### EXERCISE REQUIREMENTS
The listing below should be copied in full, word for word.

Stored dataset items
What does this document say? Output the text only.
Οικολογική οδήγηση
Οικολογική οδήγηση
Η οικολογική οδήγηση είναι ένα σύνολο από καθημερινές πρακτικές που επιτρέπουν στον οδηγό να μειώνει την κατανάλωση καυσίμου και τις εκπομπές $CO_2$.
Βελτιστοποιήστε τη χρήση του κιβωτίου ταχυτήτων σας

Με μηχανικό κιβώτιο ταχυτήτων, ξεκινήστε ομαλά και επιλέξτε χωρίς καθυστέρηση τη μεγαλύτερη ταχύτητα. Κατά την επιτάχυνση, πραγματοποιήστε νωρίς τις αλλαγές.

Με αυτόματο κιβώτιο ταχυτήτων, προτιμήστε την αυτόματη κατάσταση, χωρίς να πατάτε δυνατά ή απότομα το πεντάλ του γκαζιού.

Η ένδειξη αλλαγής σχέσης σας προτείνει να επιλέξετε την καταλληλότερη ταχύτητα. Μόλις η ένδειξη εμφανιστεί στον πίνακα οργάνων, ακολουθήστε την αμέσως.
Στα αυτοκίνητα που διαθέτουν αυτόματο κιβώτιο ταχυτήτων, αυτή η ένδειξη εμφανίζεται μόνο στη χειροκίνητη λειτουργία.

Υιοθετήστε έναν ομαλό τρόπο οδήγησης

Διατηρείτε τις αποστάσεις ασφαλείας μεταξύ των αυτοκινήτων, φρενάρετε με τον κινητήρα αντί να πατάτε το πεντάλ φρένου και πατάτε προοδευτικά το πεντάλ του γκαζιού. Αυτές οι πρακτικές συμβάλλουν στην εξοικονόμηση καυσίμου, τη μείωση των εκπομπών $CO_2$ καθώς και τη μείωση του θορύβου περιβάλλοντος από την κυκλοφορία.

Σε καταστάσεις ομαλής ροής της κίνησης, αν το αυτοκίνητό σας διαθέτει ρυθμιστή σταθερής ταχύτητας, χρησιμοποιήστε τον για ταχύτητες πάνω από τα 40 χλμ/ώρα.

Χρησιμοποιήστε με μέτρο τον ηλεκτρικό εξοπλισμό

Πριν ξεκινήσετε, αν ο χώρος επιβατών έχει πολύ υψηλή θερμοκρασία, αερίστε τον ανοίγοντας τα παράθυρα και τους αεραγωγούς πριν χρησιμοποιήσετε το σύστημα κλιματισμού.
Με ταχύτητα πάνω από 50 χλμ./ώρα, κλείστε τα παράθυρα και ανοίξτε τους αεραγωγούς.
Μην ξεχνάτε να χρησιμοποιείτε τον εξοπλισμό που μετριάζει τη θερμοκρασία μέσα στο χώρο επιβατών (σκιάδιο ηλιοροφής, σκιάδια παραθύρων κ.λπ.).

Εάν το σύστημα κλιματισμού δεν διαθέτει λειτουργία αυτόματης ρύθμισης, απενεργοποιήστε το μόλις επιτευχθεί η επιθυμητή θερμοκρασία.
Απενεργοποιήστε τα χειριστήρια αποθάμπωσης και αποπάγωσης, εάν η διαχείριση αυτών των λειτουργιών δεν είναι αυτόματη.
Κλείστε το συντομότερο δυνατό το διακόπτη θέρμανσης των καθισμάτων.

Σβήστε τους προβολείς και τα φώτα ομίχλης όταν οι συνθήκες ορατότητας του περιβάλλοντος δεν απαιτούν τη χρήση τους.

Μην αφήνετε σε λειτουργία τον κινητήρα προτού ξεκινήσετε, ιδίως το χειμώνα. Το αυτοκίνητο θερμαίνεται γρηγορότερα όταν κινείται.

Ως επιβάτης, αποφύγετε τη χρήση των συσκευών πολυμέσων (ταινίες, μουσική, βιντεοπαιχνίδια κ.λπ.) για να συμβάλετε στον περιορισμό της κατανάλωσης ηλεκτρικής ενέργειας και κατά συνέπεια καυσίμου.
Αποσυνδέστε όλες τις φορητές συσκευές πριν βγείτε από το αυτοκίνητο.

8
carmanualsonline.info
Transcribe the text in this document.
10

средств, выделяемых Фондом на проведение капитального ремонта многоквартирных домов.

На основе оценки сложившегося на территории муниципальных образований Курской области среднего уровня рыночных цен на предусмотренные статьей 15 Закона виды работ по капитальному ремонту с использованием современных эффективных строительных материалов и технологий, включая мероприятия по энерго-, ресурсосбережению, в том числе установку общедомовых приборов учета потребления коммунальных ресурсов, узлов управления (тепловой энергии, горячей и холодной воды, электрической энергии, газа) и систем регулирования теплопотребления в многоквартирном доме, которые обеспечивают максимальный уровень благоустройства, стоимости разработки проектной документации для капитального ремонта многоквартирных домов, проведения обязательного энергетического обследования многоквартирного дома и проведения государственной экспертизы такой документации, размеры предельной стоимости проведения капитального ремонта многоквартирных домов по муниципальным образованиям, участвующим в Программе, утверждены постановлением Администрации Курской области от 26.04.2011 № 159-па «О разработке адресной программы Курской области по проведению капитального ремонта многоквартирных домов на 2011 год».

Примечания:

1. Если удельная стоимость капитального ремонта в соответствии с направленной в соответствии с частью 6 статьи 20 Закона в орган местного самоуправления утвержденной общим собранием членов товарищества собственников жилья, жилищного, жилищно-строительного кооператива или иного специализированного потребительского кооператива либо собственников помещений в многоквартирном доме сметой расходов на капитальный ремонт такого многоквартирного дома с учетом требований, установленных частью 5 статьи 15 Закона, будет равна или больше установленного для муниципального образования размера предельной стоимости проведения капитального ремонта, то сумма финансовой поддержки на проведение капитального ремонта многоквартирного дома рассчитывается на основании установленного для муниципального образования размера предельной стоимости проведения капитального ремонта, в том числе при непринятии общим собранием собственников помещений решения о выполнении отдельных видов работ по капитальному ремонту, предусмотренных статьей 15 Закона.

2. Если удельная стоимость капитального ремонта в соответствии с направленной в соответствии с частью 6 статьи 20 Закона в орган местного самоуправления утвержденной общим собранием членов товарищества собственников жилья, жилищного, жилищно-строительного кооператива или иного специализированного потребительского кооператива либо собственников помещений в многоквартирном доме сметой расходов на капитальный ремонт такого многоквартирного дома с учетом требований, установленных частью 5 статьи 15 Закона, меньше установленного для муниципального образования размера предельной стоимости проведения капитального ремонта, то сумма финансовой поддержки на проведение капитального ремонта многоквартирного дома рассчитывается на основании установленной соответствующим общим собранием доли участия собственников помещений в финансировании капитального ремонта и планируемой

### TASK OUTPUT
What does this document say? Output the text only.
Οικολογική οδήγηση
Οικολογική οδήγηση
Η οικολογική οδήγηση είναι ένα σύνολο από καθημερινές πρακτικές που επιτρέπουν στον οδηγό να μειώνει την κατανάλωση καυσίμου και τις εκπομπές $CO_2$.
Βελτιστοποιήστε τη χρήση του κιβωτίου ταχυτήτων σας

Με μηχανικό κιβώτιο ταχυτήτων, ξεκινήστε ομαλά και επιλέξτε χωρίς καθυστέρηση τη μεγαλύτερη ταχύτητα. Κατά την επιτάχυνση, πραγματοποιήστε νωρίς τις αλλαγές.

Με αυτόματο κιβώτιο ταχυτήτων, προτιμήστε την αυτόματη κατάσταση, χωρίς να πατάτε δυνατά ή απότομα το πεντάλ του γκαζιού.

Η ένδειξη αλλαγής σχέσης σας προτείνει να επιλέξετε την καταλληλότερη ταχύτητα. Μόλις η ένδειξη εμφανιστεί στον πίνακα οργάνων, ακολουθήστε την αμέσως.
Στα αυτοκίνητα που διαθέτουν αυτόματο κιβώτιο ταχυτήτων, αυτή η ένδειξη εμφανίζεται μόνο στη χειροκίνητη λειτουργία.

Υιοθετήστε έναν ομαλό τρόπο οδήγησης

Διατηρείτε τις αποστάσεις ασφαλείας μεταξύ των αυτοκινήτων, φρενάρετε με τον κινητήρα αντί να πατάτε το πεντάλ φρένου και πατάτε προοδευτικά το πεντάλ του γκαζιού. Αυτές οι πρακτικές συμβάλλουν στην εξοικονόμηση καυσίμου, τη μείωση των εκπομπών $CO_2$ καθώς και τη μείωση του θορύβου περιβάλλοντος από την κυκλοφορία.

Σε καταστάσεις ομαλής ροής της κίνησης, αν το αυτοκίνητό σας διαθέτει ρυθμιστή σταθερής ταχύτητας, χρησιμοποιήστε τον για ταχύτητες πάνω από τα 40 χλμ/ώρα.

Χρησιμοποιήστε με μέτρο τον ηλεκτρικό εξοπλισμό

Πριν ξεκινήσετε, αν ο χώρος επιβατών έχει πολύ υψηλή θερμοκρασία, αερίστε τον ανοίγοντας τα παράθυρα και τους αεραγωγούς πριν χρησιμοποιήσετε το σύστημα κλιματισμού.
Με ταχύτητα πάνω από 50 χλμ./ώρα, κλείστε τα παράθυρα και ανοίξτε τους αεραγωγούς.
Μην ξεχνάτε να χρησιμοποιείτε τον εξοπλισμό που μετριάζει τη θερμοκρασία μέσα στο χώρο επιβατών (σκιάδιο ηλιοροφής, σκιάδια παραθύρων κ.λπ.).

Εάν το σύστημα κλιματισμού δεν διαθέτει λειτουργία αυτόματης ρύθμισης, απενεργοποιήστε το μόλις επιτευχθεί η επιθυμητή θερμοκρασία.
Απενεργοποιήστε τα χειριστήρια αποθάμπωσης και αποπάγωσης, εάν η διαχείριση αυτών των λειτουργιών δεν είναι αυτόματη.
Κλείστε το συντομότερο δυνατό το διακόπτη θέρμανσης των καθισμάτων.

Σβήστε τους προβολείς και τα φώτα ομίχλης όταν οι συνθήκες ορατότητας του περιβάλλοντος δεν απαιτούν τη χρήση τους.

Μην αφήνετε σε λειτουργία τον κινητήρα προτού ξεκινήσετε, ιδίως το χειμώνα. Το αυτοκίνητο θερμαίνεται γρηγορότερα όταν κινείται.

Ως επιβάτης, αποφύγετε τη χρήση των συσκευών πολυμέσων (ταινίες, μουσική, βιντεοπαιχνίδια κ.λπ.) για να συμβάλετε στον περιορισμό της κατανάλωσης ηλεκτρικής ενέργειας και κατά συνέπεια καυσίμου.
Αποσυνδέστε όλες τις φορητές συσκευές πριν βγείτε από το αυτοκίνητο.

8
carmanualsonline.info
Transcribe the text in this document.
10

средств, выделяемых Фондом на проведение капитального ремонта многоквартирных домов.

На основе оценки сложившегося на территории муниципальных образований Курской области среднего уровня рыночных цен на предусмотренные статьей 15 Закона виды работ по капитальному ремонту с использованием современных эффективных строительных материалов и технологий, включая мероприятия по энерго-, ресурсосбережению, в том числе установку общедомовых приборов учета потребления коммунальных ресурсов, узлов управления (тепловой энергии, горячей и холодной воды, электрической энергии, газа) и систем регулирования теплопотребления в многоквартирном доме, которые обеспечивают максимальный уровень благоустройства, стоимости разработки проектной документации для капитального ремонта многоквартирных домов, проведения обязательного энергетического обследования многоквартирного дома и проведения государственной экспертизы такой документации, размеры предельной стоимости проведения капитального ремонта многоквартирных домов по муниципальным образованиям, участвующим в Программе, утверждены постановлением Администрации Курской области от 26.04.2011 № 159-па «О разработке адресной программы Курской области по проведению капитального ремонта многоквартирных домов на 2011 год».

Примечания:

1. Если удельная стоимость капитального ремонта в соответствии с направленной в соответствии с частью 6 статьи 20 Закона в орган местного самоуправления утвержденной общим собранием членов товарищества собственников жилья, жилищного, жилищно-строительного кооператива или иного специализированного потребительского кооператива либо собственников помещений в многоквартирном доме сметой расходов на капитальный ремонт такого многоквартирного дома с учетом требований, установленных частью 5 статьи 15 Закона, будет равна или больше установленного для муниципального образования размера предельной стоимости проведения капитального ремонта, то сумма финансовой поддержки на проведение капитального ремонта многоквартирного дома рассчитывается на основании установленного для муниципального образования размера предельной стоимости проведения капитального ремонта, в том числе при непринятии общим собранием собственников помещений решения о выполнении отдельных видов работ по капитальному ремонту, предусмотренных статьей 15 Закона.

2. Если удельная стоимость капитального ремонта в соответствии с направленной в соответствии с частью 6 статьи 20 Закона в орган местного самоуправления утвержденной общим собранием членов товарищества собственников жилья, жилищного, жилищно-строительного кооператива или иного специализированного потребительского кооператива либо собственников помещений в многоквартирном доме сметой расходов на капитальный ремонт такого многоквартирного дома с учетом требований, установленных частью 5 статьи 15 Закона, меньше установленного для муниципального образования размера предельной стоимости проведения капитального ремонта, то сумма финансовой поддержки на проведение капитального ремонта многоквартирного дома рассчитывается на основании установленной соответствующим общим собранием доли участия собственников помещений в финансировании капитального ремонта и планируемой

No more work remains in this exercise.